- **To be done**
Answer these from the user personas article below:
(a) Whose definition of user personas does CXL Institute put forth?
(b) Which two words does the article call the main words in that definition?
(c) What two kinds of data does the article say make user personas bad?

- **Excerpted text**
User Personas: How to Create Them - Part 1 - Review

User Personas: How to Create Them - Part 1 - Review

User Personas: How to Create Them - Part 1 - Review

This article on User Personas is based on the learnings from CXL Institute.

Let us start by defining User Personas.

What are User Personas

CXL Institute puts forth the definition by Alan Cooper as:

" A precise descriptive model of the user, what he wishes to accomplish and why".

The main words in this definition are - Model and Why.

Model can be said to be an approximate description of the User.

Why is the main core that describes the user's motivations to buy.

Two misconceptions regarding the user personas is that they are not of good quality and they take a lot of time.

Also, many feel that for a high quality user persona, one needs to invest considerable amount of time.

It depends on what you put in to get a user persona.

If we put in good data, we can get good user personas.

One thing that makes user personas bad is irrelevant data.

So, one has to ensure that relevant data is put in to create the user personas.

Another key element of a bad ingredient for user personas is data that is not actionable.

To create good personas, the data needs to be actionable.

For example, let us see the example of a Car Shopping Survey.

- **Excerpted data**
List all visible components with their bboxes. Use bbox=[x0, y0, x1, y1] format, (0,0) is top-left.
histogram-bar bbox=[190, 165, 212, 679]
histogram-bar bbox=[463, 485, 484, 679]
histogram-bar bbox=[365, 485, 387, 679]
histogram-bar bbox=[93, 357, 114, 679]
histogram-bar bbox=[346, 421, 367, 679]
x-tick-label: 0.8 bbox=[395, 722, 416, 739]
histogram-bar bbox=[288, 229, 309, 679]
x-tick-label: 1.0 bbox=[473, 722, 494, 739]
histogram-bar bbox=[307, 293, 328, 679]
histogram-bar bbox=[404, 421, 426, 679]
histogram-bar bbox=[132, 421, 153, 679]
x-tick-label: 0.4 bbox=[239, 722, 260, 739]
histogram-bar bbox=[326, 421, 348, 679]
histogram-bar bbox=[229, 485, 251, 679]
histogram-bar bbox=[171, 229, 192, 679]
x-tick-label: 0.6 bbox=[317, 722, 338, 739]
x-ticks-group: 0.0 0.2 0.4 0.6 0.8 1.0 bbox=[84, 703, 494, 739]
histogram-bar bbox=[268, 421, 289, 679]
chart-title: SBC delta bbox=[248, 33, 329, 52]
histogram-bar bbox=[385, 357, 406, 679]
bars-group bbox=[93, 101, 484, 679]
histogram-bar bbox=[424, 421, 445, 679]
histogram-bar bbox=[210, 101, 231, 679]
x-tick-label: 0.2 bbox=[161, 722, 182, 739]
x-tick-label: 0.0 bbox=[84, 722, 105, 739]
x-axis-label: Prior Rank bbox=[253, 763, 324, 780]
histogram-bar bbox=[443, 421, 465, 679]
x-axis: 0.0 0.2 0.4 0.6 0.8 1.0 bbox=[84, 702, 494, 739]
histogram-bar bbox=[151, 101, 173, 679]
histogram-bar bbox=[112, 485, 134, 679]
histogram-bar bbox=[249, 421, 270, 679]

- **Answer to this problem**
(a) Alan Cooper's.
(b) Model and Why.
(c) Irrelevant data and data that is not actionable.